_EXPERIMENTE:_ Escreva a continuação do texto sobre a capela-mor, a partir da última frase apresentada.

_EXCERTO DO DOCUMENTO:_
'''

A atual capela-mor foi construída entre 1606 e 1610, por vontade do bispo D. Gonçalo de Morais (1602-1617). A cabeceira românica, edificada no século XII, desapareceu para dar lugar a esta obra. A atual capela de São Pedro enquadra parte de um dos absidíolos dessa estrutura que se perdeu. A nova construção procurou conferir grandeza e luz ao elemento mais importante da Liturgia Católica, palco do Sacramento da Eucaristia.
A memória de D. Gonçalo de Morais permanece na pedra tumular que o bispo mandou colocar ao centro da capela-mor, alinhada com a abertura circular de acesso à cripta funerária construída no mesmo período.

O interior da capela-mor foi bastante remodelado na década de 1720. As amplas janelas e as duas portas datam dessa cronologia. A abóbada e as paredes foram cobertas por frescos decorativos da autoria do pintor italiano Nicolau Nasoni (1691-1773).
O desenho do retábulo-mor e as quatro esculturas (São Bento, São Basílio, São João Nepomuceno e São Bernardo) são da autoria do escultor francês Claude Laprade. O entalhador da imponente obra retabulística foi o lisboeta Miguel Francisco da Silva.

'''

_DADOS FORNECIDOS:_
'''

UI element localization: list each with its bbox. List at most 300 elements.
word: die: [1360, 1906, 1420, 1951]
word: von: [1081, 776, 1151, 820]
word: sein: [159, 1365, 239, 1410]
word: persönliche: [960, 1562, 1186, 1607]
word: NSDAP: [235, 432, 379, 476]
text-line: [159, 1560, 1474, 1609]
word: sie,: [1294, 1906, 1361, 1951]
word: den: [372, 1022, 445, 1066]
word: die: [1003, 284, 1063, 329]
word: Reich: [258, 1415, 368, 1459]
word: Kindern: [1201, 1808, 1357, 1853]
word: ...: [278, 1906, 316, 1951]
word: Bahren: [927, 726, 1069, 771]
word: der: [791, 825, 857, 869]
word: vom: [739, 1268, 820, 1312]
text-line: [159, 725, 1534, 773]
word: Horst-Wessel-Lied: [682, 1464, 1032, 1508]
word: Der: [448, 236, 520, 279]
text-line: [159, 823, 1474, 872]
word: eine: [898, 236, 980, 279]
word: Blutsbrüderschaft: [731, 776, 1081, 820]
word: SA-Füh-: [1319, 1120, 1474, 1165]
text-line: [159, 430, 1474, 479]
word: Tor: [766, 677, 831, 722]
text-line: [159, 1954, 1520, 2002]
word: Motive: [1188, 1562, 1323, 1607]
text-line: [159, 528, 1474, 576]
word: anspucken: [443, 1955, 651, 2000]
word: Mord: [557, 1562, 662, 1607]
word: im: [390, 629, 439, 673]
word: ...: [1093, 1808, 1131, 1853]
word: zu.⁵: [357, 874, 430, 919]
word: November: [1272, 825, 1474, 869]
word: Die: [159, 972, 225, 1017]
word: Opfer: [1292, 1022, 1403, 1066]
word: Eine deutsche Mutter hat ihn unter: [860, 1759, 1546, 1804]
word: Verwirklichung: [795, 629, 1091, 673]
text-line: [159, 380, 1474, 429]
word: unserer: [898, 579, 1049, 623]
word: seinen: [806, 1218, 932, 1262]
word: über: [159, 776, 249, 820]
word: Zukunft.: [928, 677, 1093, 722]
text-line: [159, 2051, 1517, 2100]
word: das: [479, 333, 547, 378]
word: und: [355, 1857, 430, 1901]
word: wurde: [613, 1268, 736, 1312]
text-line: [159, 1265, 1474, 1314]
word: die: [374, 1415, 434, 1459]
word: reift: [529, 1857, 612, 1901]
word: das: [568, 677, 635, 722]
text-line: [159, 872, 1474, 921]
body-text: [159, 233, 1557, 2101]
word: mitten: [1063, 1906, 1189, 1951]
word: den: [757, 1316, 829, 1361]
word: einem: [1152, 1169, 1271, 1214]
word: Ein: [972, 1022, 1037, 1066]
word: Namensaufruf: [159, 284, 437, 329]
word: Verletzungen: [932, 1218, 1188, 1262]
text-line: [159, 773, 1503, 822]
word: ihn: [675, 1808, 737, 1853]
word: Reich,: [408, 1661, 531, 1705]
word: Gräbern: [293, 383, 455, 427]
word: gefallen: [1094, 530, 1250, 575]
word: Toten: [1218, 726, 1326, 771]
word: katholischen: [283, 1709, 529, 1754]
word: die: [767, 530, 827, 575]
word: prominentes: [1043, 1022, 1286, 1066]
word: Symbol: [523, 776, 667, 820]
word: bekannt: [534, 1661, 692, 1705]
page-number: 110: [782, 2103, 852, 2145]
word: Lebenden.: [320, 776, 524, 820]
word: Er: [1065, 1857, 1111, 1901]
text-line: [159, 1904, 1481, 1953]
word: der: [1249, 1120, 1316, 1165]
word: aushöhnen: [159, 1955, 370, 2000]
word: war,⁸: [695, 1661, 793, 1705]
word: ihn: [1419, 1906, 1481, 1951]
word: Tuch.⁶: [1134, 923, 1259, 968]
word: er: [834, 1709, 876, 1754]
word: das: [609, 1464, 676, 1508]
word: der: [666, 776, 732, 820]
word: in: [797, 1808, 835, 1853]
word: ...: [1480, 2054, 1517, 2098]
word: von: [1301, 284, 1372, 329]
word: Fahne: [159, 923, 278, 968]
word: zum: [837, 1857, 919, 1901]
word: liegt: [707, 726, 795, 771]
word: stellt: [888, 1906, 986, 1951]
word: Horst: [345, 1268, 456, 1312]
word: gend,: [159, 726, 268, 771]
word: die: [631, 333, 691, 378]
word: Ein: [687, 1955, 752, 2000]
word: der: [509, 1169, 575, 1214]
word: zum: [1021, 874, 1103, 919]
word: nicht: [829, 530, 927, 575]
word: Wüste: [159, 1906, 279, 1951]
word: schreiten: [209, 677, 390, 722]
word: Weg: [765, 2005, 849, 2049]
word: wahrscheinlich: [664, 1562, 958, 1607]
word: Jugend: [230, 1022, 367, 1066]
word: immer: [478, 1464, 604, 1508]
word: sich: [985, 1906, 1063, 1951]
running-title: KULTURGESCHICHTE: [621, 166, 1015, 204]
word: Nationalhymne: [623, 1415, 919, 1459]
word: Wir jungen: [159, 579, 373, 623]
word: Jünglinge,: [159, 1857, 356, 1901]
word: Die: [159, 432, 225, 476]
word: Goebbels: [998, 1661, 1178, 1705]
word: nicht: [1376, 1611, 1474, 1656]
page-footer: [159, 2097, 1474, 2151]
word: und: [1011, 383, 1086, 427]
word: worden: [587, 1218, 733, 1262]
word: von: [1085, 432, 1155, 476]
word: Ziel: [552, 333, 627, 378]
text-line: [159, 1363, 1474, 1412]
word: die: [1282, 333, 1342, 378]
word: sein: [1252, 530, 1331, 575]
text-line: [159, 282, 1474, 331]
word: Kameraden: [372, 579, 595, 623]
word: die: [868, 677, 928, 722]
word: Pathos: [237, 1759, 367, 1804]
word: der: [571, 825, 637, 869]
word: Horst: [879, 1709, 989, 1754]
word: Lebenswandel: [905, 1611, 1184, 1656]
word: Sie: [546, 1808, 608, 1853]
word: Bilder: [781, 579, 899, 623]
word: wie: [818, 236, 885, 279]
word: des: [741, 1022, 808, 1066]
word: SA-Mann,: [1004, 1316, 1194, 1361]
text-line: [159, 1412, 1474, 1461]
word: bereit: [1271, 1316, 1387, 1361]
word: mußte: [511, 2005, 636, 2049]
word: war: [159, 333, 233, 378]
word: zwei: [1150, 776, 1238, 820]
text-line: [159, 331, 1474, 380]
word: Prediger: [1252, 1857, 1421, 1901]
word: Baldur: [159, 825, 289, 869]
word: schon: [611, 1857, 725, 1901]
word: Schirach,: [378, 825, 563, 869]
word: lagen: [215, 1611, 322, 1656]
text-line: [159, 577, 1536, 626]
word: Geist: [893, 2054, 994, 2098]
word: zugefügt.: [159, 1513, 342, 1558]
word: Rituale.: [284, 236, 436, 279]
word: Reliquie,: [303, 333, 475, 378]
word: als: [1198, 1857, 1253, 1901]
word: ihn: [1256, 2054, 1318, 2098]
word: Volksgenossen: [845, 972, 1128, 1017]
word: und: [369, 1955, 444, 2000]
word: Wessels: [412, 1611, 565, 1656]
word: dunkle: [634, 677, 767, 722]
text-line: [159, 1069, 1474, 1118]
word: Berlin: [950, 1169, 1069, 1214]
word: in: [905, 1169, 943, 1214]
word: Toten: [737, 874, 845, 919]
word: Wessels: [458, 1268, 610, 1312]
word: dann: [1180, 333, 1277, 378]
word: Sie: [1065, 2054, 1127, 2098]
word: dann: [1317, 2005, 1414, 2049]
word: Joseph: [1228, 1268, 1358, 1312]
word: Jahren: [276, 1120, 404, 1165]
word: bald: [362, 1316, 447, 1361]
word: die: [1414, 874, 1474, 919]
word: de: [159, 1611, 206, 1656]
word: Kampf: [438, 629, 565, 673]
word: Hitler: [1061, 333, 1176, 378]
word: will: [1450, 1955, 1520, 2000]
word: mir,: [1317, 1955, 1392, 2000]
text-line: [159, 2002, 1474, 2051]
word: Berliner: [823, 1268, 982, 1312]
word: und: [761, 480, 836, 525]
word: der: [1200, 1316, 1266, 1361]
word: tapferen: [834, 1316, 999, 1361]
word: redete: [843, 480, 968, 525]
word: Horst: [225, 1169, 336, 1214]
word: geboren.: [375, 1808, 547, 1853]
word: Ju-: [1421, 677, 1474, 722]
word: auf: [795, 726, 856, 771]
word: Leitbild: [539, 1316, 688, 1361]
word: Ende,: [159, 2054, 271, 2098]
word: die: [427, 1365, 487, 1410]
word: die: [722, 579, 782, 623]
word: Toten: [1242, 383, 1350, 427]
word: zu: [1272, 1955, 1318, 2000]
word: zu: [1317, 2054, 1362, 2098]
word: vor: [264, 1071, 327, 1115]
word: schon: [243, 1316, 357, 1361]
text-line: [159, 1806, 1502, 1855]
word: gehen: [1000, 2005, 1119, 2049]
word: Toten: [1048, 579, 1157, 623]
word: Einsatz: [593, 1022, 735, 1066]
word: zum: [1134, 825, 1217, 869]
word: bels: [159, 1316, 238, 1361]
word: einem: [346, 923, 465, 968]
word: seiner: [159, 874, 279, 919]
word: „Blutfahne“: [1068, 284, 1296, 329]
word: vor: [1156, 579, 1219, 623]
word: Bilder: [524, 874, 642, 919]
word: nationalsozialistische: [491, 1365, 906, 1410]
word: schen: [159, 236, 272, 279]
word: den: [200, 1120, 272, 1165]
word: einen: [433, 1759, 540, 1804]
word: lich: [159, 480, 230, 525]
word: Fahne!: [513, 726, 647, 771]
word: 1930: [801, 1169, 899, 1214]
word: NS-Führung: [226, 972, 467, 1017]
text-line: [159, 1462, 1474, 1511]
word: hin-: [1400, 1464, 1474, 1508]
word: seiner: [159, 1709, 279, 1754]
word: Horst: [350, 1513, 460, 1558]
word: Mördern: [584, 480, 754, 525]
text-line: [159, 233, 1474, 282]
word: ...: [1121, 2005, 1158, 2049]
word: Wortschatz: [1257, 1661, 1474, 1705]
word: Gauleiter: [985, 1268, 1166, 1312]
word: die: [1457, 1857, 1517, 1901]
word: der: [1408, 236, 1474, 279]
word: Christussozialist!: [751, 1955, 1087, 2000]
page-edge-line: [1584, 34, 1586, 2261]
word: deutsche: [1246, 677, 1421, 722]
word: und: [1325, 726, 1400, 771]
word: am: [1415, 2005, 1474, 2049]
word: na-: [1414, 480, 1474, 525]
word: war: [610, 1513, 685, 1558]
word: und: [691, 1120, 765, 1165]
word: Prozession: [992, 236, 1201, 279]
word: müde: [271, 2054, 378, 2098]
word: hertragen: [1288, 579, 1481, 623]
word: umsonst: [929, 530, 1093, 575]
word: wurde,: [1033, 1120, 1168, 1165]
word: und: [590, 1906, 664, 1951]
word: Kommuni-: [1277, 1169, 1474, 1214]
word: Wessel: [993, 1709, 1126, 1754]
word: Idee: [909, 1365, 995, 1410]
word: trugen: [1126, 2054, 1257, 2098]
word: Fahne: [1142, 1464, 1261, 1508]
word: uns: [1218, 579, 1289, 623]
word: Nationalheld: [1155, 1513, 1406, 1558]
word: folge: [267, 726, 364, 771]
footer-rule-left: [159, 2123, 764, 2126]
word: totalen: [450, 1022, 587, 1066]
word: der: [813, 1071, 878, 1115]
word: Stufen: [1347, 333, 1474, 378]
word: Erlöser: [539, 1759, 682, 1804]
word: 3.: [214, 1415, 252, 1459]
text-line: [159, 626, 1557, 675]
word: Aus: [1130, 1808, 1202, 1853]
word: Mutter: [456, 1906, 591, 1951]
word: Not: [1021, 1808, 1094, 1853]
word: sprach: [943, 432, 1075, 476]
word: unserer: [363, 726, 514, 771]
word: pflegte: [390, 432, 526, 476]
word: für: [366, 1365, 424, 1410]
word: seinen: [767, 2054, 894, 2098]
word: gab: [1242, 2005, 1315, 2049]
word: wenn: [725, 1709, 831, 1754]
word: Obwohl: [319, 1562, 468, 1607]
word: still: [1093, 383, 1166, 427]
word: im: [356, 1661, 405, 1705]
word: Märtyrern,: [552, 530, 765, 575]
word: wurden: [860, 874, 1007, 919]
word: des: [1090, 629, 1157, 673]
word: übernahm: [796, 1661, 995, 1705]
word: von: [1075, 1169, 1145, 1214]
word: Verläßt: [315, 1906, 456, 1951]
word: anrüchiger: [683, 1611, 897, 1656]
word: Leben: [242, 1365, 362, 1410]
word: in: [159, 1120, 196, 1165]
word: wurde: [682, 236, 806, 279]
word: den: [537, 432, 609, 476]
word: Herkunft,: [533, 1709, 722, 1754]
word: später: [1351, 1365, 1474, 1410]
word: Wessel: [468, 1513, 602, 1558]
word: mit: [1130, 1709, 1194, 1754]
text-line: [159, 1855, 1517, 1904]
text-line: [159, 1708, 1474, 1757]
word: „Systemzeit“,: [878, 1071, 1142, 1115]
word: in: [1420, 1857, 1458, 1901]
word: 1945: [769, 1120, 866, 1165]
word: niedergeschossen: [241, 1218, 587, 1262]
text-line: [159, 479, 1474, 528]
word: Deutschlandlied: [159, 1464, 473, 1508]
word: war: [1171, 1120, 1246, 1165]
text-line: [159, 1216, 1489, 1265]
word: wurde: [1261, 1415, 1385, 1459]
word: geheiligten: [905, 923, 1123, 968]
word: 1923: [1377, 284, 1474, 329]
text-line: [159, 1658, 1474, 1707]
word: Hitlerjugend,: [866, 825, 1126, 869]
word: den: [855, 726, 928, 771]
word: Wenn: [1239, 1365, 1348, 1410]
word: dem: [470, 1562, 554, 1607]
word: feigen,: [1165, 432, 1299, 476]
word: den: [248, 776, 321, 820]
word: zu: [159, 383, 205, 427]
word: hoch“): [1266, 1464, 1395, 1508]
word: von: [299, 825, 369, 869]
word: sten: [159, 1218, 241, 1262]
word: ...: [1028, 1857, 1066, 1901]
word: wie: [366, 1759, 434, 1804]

'''

_RESULTADO DA TAREFA:_
O retábulo-mor, cadeiral, órgãos, grades, sanefas e capitéis, de linguagem barroca, foram executados e dourados entre 1726 e 1731.

A grandiosa pintura do retábulo data dos primórdios do século XVII e é da autoria do pintor maneirista Simão Rodrigues. A peça foi reaproveitada do retábulo anterior e representa o orago da catedral, Nossa Senhora da Assunção, que sobe aos Céus auxiliada por uma multidão de anjos. O feito é testemunhado pelos Apóstolos que, no solo, observam a cena em êxtase.

As grades de bronze, pensadas para proteger o principal espaço da igreja, datam de 1754. As atuais varandas, de gosto neoclássico, foram colocadas em finais do século XVIII e substituíram as anteriores barrocas.